## What the task asks
Keep only the lines of the listing that include the word "placeholder", and copy them.

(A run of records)
# # # #

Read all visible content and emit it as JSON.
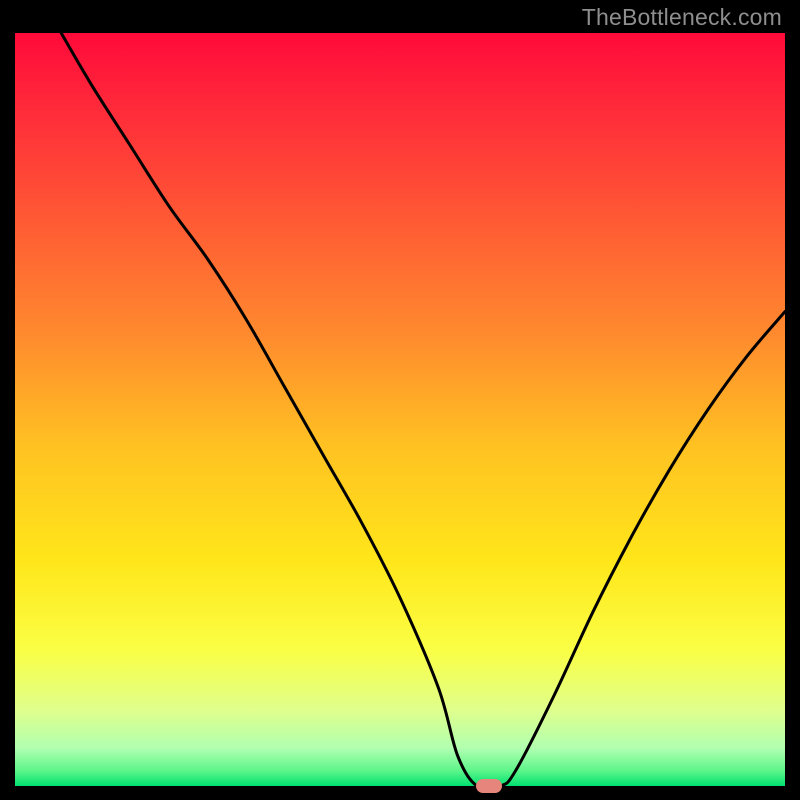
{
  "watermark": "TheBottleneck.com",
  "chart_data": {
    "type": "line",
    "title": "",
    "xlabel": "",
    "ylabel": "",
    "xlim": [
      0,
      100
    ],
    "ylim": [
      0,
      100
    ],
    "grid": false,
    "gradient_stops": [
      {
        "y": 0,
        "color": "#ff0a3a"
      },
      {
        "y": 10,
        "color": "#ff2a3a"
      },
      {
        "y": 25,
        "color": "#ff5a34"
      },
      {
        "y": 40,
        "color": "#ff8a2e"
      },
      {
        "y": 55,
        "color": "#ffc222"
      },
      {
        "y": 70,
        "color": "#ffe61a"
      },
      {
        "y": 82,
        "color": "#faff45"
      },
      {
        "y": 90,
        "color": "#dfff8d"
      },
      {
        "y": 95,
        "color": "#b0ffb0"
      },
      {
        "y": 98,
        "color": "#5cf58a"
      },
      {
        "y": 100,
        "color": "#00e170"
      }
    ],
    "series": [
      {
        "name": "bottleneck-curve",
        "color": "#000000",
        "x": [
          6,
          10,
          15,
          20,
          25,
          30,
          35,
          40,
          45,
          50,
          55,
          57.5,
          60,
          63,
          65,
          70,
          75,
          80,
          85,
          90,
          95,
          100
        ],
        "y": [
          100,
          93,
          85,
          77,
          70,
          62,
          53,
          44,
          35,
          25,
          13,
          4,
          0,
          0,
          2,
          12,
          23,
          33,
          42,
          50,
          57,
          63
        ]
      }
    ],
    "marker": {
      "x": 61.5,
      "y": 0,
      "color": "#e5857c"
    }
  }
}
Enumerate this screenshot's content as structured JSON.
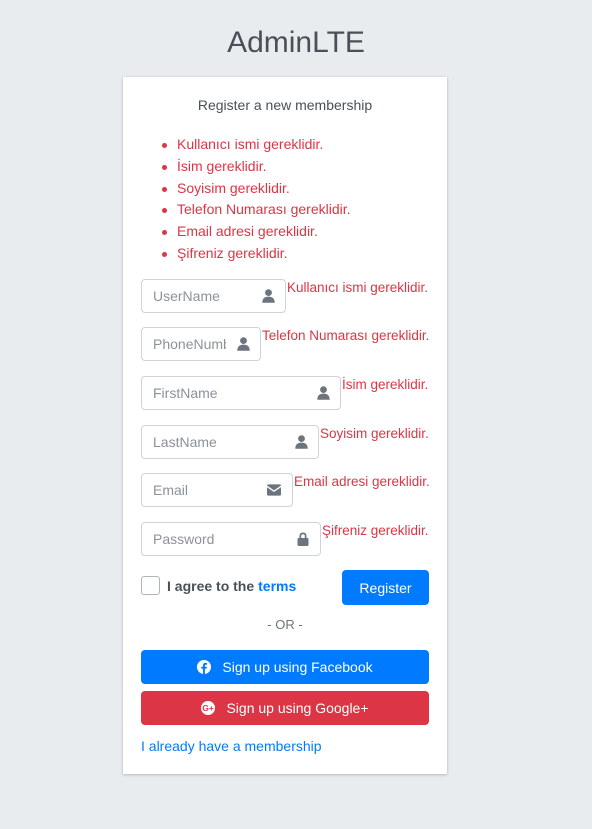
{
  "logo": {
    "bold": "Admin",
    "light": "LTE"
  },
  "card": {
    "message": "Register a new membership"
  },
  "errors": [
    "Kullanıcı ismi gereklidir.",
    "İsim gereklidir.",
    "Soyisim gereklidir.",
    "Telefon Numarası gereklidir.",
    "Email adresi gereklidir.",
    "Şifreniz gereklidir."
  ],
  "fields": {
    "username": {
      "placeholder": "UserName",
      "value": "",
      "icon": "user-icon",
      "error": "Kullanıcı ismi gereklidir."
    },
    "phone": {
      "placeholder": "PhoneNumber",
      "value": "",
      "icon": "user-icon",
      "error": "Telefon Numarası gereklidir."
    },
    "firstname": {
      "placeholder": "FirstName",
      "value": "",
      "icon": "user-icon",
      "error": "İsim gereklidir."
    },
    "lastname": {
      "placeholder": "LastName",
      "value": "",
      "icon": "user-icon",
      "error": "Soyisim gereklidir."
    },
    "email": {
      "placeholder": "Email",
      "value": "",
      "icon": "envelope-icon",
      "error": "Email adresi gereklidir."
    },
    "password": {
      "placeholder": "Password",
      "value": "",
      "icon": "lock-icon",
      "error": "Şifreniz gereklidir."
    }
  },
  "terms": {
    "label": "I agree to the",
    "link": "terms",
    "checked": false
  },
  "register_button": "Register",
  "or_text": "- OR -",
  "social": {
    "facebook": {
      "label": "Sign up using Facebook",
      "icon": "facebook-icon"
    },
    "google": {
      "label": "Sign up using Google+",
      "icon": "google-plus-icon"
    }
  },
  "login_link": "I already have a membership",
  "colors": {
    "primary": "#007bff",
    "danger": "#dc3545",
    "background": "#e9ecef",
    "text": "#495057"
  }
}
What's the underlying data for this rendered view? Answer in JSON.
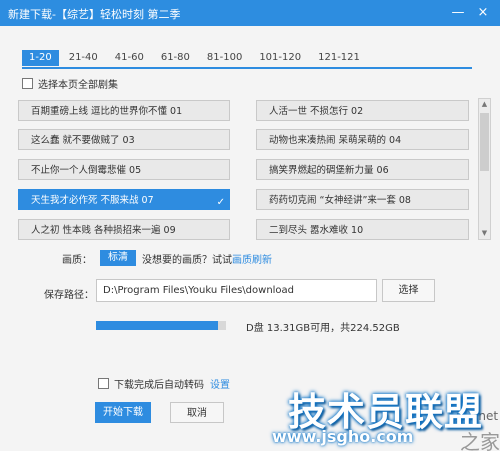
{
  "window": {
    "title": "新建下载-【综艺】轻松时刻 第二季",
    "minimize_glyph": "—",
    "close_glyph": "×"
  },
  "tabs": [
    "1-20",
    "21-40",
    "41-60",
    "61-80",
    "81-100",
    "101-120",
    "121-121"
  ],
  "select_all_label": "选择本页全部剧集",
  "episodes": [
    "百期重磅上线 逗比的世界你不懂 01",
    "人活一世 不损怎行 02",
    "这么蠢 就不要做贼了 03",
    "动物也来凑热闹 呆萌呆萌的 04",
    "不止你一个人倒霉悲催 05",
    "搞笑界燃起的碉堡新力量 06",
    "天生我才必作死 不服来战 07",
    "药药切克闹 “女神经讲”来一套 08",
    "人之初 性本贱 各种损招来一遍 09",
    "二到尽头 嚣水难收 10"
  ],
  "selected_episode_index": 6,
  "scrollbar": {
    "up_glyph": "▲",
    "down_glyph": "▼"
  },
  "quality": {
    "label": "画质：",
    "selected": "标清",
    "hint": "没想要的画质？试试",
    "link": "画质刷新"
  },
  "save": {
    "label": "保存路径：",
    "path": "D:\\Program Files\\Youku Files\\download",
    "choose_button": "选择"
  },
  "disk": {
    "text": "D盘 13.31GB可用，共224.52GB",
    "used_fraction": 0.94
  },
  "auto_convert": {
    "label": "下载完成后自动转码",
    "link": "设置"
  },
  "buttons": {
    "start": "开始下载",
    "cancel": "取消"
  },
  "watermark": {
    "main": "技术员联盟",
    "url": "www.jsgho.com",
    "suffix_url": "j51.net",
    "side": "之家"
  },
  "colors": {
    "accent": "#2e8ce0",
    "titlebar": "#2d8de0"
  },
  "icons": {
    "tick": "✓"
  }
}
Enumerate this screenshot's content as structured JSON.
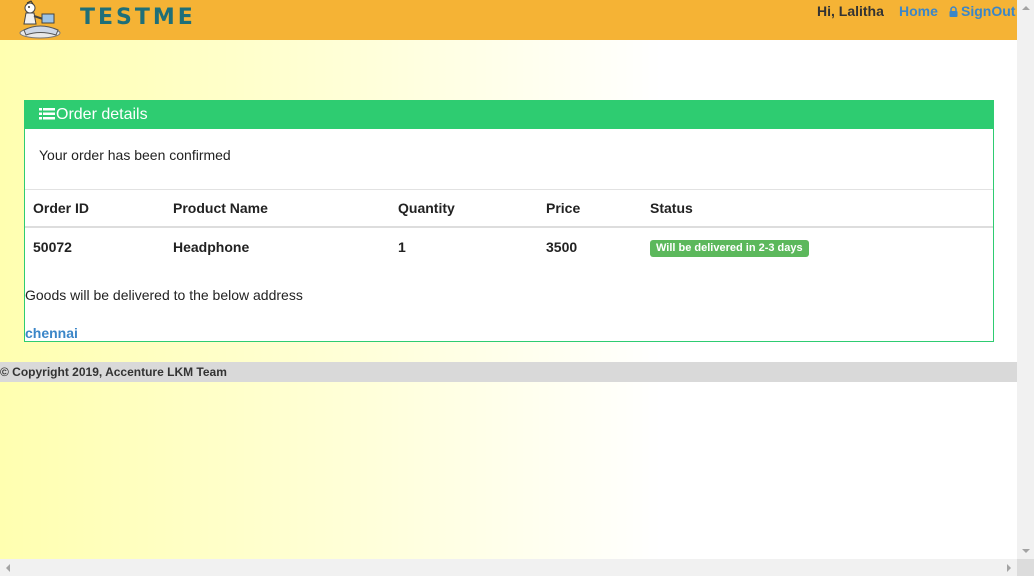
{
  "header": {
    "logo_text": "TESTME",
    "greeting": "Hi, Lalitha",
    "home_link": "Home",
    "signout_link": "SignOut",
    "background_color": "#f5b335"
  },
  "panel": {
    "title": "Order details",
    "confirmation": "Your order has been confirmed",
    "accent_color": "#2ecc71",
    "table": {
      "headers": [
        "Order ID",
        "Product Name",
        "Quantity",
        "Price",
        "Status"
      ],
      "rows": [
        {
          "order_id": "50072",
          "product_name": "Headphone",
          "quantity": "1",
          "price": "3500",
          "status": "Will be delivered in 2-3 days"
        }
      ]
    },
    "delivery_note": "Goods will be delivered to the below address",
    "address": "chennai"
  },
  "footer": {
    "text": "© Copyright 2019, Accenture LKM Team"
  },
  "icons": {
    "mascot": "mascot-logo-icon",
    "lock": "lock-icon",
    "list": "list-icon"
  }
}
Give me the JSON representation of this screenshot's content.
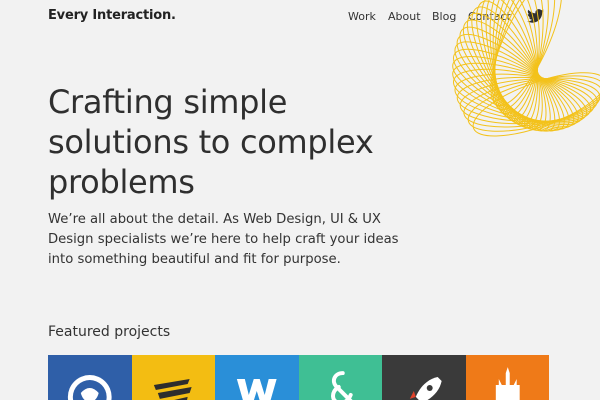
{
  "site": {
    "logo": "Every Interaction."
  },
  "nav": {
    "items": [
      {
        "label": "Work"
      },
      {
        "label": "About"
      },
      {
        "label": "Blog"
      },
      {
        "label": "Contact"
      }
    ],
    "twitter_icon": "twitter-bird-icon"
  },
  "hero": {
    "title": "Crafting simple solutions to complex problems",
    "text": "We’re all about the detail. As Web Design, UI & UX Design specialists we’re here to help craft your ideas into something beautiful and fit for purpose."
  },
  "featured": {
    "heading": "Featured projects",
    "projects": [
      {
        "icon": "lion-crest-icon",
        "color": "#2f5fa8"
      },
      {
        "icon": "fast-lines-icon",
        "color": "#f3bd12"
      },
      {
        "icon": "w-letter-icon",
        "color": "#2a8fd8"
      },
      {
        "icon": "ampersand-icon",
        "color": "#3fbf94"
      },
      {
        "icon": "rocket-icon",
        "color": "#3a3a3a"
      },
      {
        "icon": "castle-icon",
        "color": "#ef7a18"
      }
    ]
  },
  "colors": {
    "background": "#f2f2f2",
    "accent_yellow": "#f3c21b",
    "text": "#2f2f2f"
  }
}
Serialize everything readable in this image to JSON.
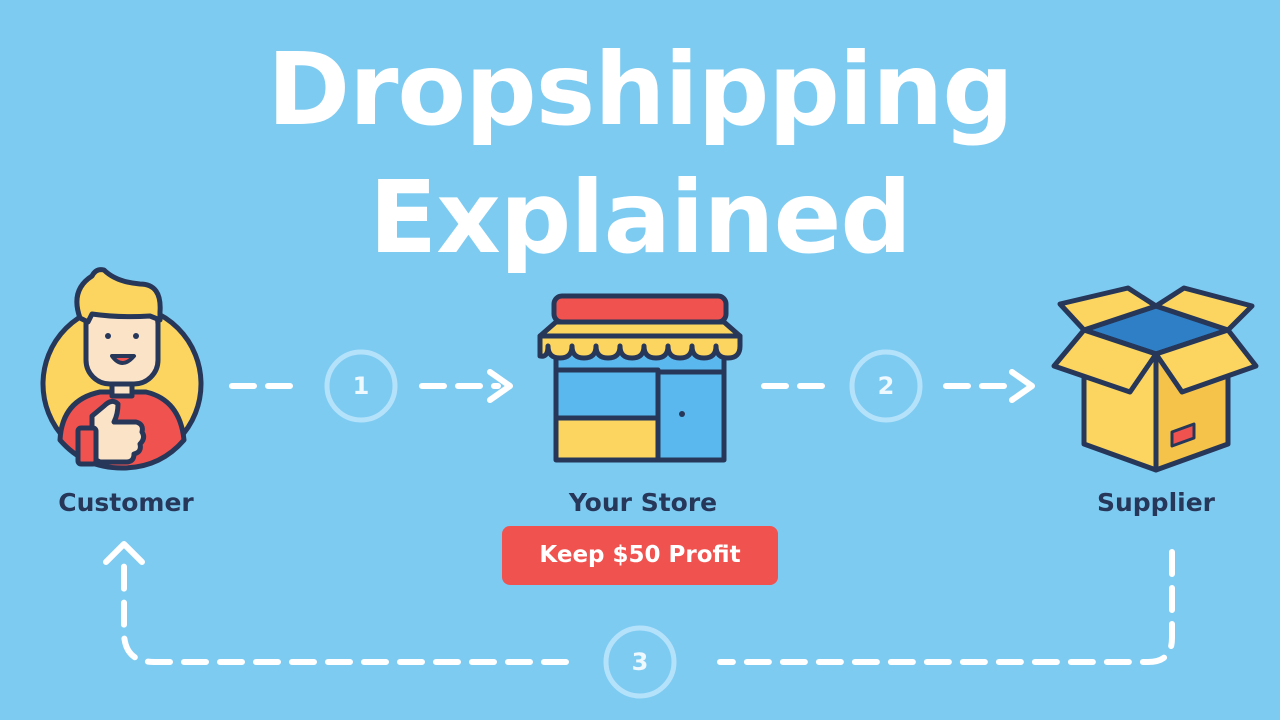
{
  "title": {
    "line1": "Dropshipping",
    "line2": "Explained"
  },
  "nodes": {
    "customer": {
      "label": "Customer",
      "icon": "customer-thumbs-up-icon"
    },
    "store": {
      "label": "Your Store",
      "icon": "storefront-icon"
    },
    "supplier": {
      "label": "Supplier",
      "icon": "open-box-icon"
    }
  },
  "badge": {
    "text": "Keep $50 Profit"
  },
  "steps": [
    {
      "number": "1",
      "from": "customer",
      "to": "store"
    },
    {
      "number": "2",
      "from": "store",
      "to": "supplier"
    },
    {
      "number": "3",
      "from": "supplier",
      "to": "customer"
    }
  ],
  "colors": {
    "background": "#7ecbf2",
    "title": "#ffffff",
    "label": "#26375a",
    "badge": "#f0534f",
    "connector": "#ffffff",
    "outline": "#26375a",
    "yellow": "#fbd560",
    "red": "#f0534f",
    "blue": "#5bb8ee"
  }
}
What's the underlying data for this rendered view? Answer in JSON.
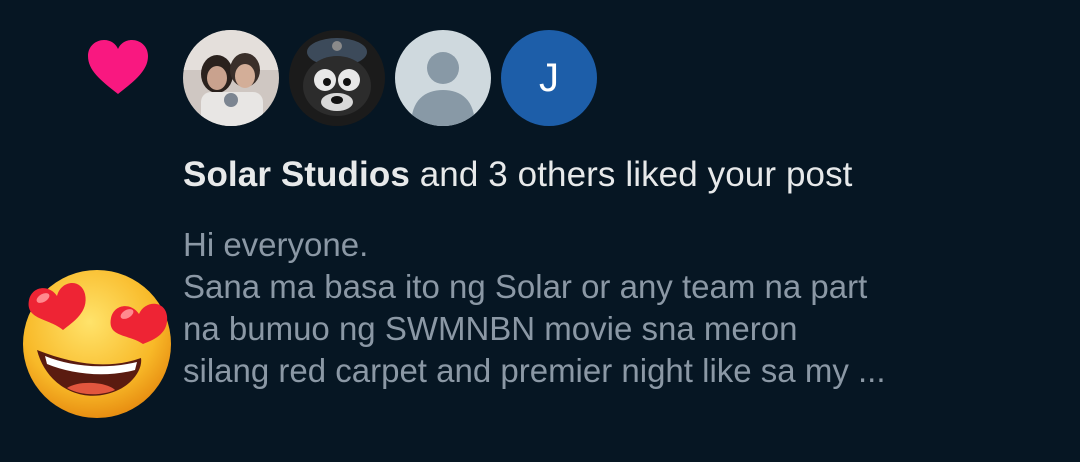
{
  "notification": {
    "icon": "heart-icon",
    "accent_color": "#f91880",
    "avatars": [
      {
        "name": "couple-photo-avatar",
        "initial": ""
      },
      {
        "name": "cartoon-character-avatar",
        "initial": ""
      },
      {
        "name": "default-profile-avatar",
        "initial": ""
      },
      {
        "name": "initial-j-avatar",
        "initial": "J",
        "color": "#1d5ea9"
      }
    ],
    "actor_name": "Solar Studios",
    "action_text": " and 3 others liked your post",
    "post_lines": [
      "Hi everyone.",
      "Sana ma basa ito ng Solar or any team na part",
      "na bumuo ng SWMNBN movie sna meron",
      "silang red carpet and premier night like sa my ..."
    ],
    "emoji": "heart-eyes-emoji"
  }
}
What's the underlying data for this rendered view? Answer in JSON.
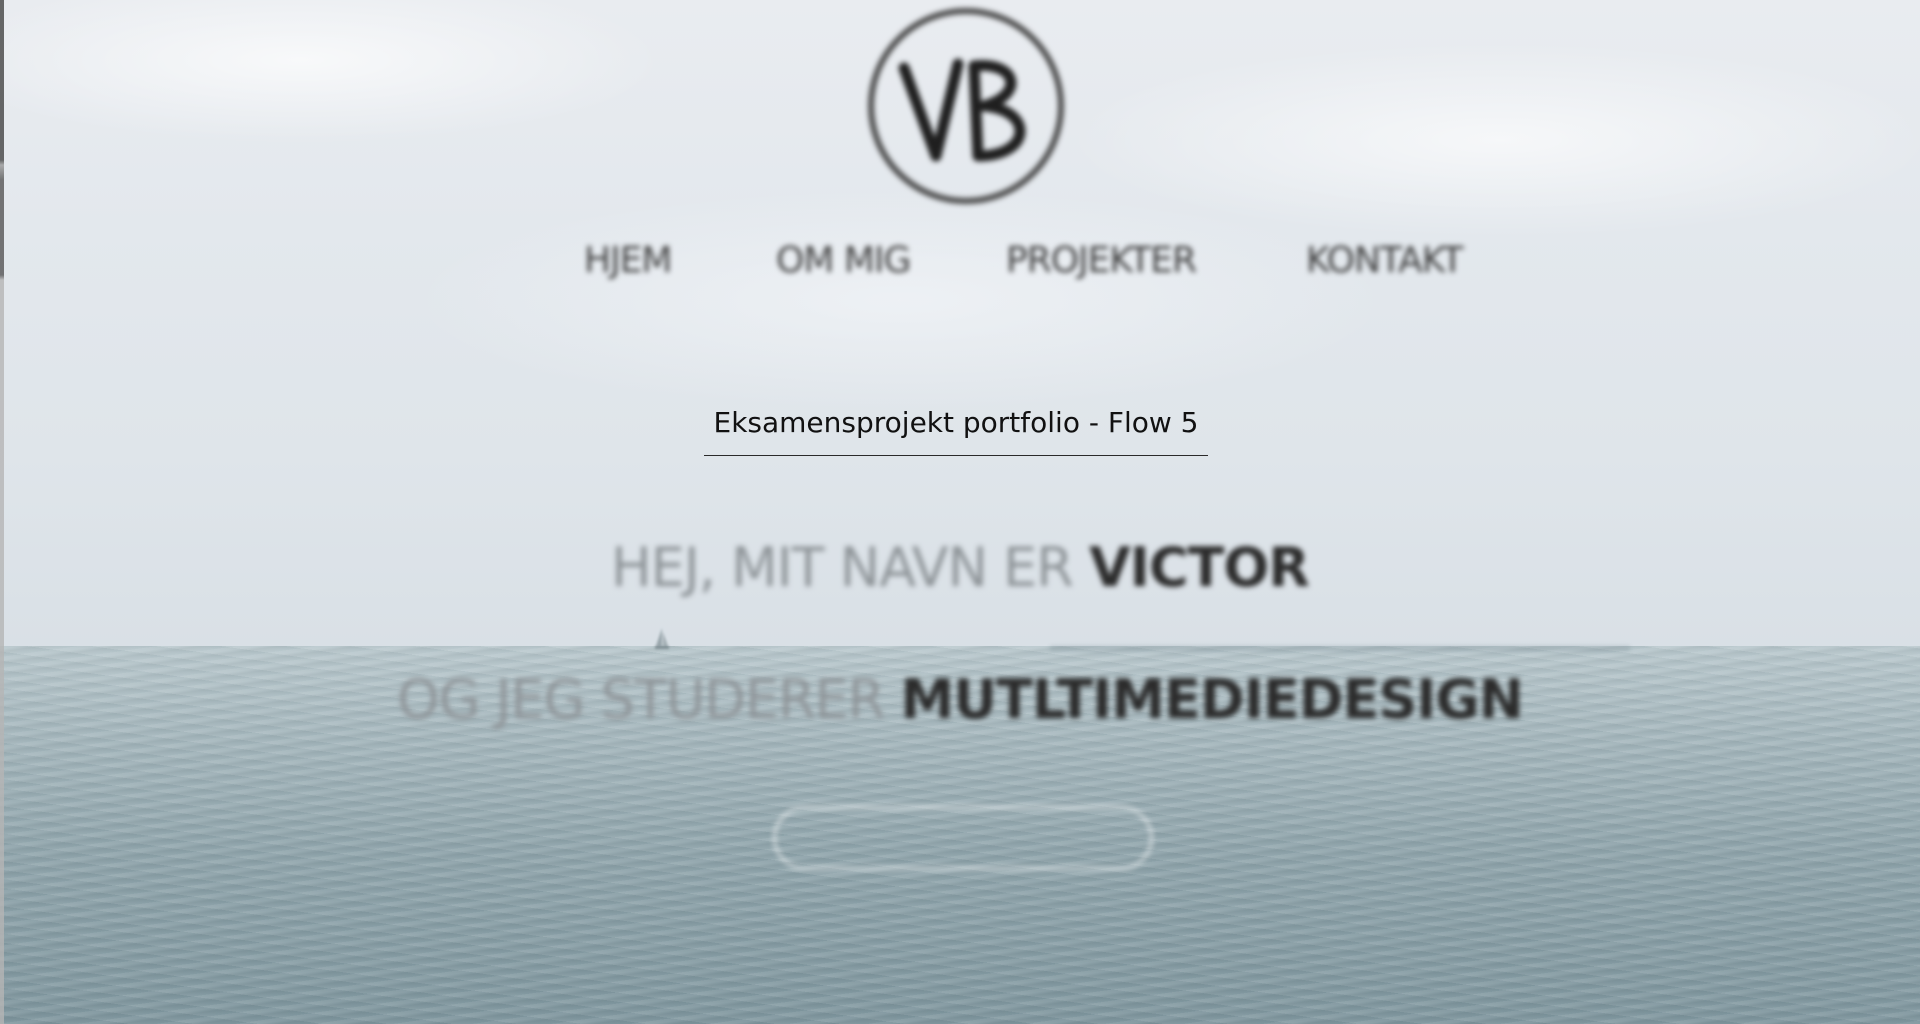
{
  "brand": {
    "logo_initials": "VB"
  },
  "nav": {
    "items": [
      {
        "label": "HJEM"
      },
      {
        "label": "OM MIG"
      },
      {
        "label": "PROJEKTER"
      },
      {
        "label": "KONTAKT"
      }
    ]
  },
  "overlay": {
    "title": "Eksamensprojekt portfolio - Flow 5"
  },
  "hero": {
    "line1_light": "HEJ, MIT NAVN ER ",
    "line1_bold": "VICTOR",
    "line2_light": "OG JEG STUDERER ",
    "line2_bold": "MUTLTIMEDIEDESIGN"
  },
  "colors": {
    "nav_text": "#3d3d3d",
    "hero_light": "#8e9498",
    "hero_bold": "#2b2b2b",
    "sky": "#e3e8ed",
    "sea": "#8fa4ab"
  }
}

# # # #

## Answer in full
      "placeholder": "UserName",
      "placeholder": "PhoneNumber",
      "placeholder": "FirstName",
      "placeholder": "LastName",
      "placeholder": "Email",
      "placeholder": "Password",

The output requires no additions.